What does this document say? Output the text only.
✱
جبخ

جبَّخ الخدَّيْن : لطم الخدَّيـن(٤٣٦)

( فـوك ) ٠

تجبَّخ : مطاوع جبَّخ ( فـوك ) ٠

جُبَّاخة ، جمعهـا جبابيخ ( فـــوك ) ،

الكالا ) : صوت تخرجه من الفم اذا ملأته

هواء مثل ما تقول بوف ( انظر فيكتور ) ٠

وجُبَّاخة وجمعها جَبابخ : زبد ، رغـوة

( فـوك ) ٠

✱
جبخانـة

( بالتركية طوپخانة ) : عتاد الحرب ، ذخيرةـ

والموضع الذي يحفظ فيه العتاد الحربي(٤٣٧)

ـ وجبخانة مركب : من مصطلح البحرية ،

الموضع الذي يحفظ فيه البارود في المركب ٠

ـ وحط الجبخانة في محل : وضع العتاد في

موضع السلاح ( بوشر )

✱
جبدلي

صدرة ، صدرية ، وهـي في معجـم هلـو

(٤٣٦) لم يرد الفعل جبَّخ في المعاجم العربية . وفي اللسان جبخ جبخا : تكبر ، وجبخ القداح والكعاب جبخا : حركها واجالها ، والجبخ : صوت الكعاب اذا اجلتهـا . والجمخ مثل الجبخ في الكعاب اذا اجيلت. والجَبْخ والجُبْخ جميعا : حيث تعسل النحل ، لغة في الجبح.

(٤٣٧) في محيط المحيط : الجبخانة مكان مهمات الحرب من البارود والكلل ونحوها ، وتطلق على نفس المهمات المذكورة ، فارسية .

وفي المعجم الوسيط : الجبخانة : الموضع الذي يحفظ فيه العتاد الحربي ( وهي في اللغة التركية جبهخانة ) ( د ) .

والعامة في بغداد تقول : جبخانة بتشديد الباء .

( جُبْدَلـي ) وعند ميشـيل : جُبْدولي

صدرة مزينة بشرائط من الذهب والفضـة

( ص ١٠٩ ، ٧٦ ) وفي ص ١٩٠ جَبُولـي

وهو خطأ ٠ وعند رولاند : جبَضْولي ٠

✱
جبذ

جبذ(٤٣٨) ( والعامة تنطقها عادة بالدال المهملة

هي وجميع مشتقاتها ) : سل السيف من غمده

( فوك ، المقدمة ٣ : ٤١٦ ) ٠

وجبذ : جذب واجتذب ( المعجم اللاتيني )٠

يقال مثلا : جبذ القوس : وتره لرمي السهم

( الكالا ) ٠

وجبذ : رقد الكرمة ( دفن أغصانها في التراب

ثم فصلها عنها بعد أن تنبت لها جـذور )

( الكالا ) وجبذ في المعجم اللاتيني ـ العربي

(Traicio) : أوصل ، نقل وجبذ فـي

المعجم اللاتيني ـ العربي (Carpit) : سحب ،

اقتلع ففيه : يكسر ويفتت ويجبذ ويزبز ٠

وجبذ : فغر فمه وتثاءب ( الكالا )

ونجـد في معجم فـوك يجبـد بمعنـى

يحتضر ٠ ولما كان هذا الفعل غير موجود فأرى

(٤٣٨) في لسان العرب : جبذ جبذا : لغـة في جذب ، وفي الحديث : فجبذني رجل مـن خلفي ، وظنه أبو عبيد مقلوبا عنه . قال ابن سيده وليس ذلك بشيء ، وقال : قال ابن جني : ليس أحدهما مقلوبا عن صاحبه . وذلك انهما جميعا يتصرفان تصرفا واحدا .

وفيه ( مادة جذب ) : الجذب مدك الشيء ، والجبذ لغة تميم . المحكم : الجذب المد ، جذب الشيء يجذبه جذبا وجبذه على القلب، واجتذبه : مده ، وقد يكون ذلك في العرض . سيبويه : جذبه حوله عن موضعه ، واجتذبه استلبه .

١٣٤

* [Do this]: Every line of the data above should be reproduced word for word.

* [Task result]:
What does this document say? Output the text only.
✱
جبخ

جبَّخ الخدَّيْن : لطم الخدَّيـن(٤٣٦)

( فـوك ) ٠

تجبَّخ : مطاوع جبَّخ ( فـوك ) ٠

جُبَّاخة ، جمعهـا جبابيخ ( فـــوك ) ،

الكالا ) : صوت تخرجه من الفم اذا ملأته

هواء مثل ما تقول بوف ( انظر فيكتور ) ٠

وجُبَّاخة وجمعها جَبابخ : زبد ، رغـوة

( فـوك ) ٠

✱
جبخانـة

( بالتركية طوپخانة ) : عتاد الحرب ، ذخيرةـ

والموضع الذي يحفظ فيه العتاد الحربي(٤٣٧)

ـ وجبخانة مركب : من مصطلح البحرية ،

الموضع الذي يحفظ فيه البارود في المركب ٠

ـ وحط الجبخانة في محل : وضع العتاد في

موضع السلاح ( بوشر )

✱
جبدلي

صدرة ، صدرية ، وهـي في معجـم هلـو

(٤٣٦) لم يرد الفعل جبَّخ في المعاجم العربية . وفي اللسان جبخ جبخا : تكبر ، وجبخ القداح والكعاب جبخا : حركها واجالها ، والجبخ : صوت الكعاب اذا اجلتهـا . والجمخ مثل الجبخ في الكعاب اذا اجيلت. والجَبْخ والجُبْخ جميعا : حيث تعسل النحل ، لغة في الجبح.

(٤٣٧) في محيط المحيط : الجبخانة مكان مهمات الحرب من البارود والكلل ونحوها ، وتطلق على نفس المهمات المذكورة ، فارسية .

وفي المعجم الوسيط : الجبخانة : الموضع الذي يحفظ فيه العتاد الحربي ( وهي في اللغة التركية جبهخانة ) ( د ) .

والعامة في بغداد تقول : جبخانة بتشديد الباء .

( جُبْدَلـي ) وعند ميشـيل : جُبْدولي

صدرة مزينة بشرائط من الذهب والفضـة

( ص ١٠٩ ، ٧٦ ) وفي ص ١٩٠ جَبُولـي

وهو خطأ ٠ وعند رولاند : جبَضْولي ٠

✱
جبذ

جبذ(٤٣٨) ( والعامة تنطقها عادة بالدال المهملة

هي وجميع مشتقاتها ) : سل السيف من غمده

( فوك ، المقدمة ٣ : ٤١٦ ) ٠

وجبذ : جذب واجتذب ( المعجم اللاتيني )٠

يقال مثلا : جبذ القوس : وتره لرمي السهم

( الكالا ) ٠

وجبذ : رقد الكرمة ( دفن أغصانها في التراب

ثم فصلها عنها بعد أن تنبت لها جـذور )

( الكالا ) وجبذ في المعجم اللاتيني ـ العربي

(Traicio) : أوصل ، نقل وجبذ فـي

المعجم اللاتيني ـ العربي (Carpit) : سحب ،

اقتلع ففيه : يكسر ويفتت ويجبذ ويزبز ٠

وجبذ : فغر فمه وتثاءب ( الكالا )

ونجـد في معجم فـوك يجبـد بمعنـى

يحتضر ٠ ولما كان هذا الفعل غير موجود فأرى

(٤٣٨) في لسان العرب : جبذ جبذا : لغـة في جذب ، وفي الحديث : فجبذني رجل مـن خلفي ، وظنه أبو عبيد مقلوبا عنه . قال ابن سيده وليس ذلك بشيء ، وقال : قال ابن جني : ليس أحدهما مقلوبا عن صاحبه . وذلك انهما جميعا يتصرفان تصرفا واحدا .

وفيه ( مادة جذب ) : الجذب مدك الشيء ، والجبذ لغة تميم . المحكم : الجذب المد ، جذب الشيء يجذبه جذبا وجبذه على القلب، واجتذبه : مده ، وقد يكون ذلك في العرض . سيبويه : جذبه حوله عن موضعه ، واجتذبه استلبه .

١٣٤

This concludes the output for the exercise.